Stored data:
▶
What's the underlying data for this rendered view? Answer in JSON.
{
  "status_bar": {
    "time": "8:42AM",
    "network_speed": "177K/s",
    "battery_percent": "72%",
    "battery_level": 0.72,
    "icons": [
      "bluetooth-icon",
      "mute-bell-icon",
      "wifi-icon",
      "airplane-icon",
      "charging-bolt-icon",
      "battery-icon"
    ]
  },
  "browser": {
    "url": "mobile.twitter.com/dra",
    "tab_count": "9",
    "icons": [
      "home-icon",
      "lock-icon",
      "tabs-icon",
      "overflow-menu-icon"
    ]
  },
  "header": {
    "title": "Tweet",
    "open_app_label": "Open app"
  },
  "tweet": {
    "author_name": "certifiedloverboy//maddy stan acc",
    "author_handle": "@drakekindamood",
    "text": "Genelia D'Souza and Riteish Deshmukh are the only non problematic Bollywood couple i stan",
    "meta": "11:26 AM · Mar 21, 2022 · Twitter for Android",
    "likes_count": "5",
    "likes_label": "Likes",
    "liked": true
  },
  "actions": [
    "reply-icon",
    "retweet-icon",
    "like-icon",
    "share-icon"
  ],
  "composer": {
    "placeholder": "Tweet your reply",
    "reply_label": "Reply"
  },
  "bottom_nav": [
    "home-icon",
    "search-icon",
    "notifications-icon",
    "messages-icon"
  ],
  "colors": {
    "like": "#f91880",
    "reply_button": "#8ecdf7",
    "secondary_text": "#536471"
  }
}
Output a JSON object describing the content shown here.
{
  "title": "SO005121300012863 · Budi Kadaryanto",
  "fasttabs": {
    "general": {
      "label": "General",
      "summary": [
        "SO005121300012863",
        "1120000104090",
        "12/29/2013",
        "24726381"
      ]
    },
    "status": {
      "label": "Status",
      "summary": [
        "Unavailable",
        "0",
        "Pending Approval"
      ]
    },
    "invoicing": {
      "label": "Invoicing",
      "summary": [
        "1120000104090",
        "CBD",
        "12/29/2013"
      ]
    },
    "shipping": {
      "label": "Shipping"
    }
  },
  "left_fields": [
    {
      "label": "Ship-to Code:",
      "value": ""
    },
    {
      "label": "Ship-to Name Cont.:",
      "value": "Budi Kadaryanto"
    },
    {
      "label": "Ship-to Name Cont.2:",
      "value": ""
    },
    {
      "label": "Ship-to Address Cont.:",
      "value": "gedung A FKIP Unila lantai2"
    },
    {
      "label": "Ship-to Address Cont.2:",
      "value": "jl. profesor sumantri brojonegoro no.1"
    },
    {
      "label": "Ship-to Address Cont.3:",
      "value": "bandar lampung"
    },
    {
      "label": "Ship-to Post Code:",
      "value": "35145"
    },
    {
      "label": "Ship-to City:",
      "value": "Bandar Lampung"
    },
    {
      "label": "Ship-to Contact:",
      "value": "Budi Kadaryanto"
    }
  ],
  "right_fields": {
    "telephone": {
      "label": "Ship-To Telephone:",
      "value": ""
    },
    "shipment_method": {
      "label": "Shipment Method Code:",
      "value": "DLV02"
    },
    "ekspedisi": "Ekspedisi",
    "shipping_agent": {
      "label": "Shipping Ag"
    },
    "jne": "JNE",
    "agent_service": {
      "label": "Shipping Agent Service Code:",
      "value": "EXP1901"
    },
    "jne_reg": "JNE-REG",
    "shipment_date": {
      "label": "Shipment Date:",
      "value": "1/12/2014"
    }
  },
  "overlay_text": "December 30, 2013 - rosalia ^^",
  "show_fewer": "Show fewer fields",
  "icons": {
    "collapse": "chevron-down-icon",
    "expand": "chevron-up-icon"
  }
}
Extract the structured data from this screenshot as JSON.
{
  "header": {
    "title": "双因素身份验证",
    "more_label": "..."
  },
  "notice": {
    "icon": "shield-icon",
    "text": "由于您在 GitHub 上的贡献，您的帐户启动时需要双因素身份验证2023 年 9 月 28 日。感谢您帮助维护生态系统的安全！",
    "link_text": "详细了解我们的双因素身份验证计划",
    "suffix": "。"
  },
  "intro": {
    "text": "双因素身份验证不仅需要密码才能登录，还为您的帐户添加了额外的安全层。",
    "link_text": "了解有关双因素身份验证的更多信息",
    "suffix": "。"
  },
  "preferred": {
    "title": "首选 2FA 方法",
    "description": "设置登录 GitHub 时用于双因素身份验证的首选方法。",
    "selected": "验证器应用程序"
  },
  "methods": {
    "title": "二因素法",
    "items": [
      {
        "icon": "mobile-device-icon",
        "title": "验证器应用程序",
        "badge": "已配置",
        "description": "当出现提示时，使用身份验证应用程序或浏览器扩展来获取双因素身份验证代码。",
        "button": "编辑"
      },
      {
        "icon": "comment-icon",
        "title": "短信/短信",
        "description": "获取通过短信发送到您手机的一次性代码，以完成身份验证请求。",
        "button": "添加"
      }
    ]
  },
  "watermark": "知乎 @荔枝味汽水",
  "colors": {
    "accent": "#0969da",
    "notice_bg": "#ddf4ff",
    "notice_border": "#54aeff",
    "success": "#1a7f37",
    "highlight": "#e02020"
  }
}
◀
### Exercise task
Search the data above for the string "Address" and return every line that has it.

### Response to the task
      "label": "Ship-to Address Cont.:",
      "label": "Ship-to Address Cont.2:",
      "label": "Ship-to Address Cont.3:",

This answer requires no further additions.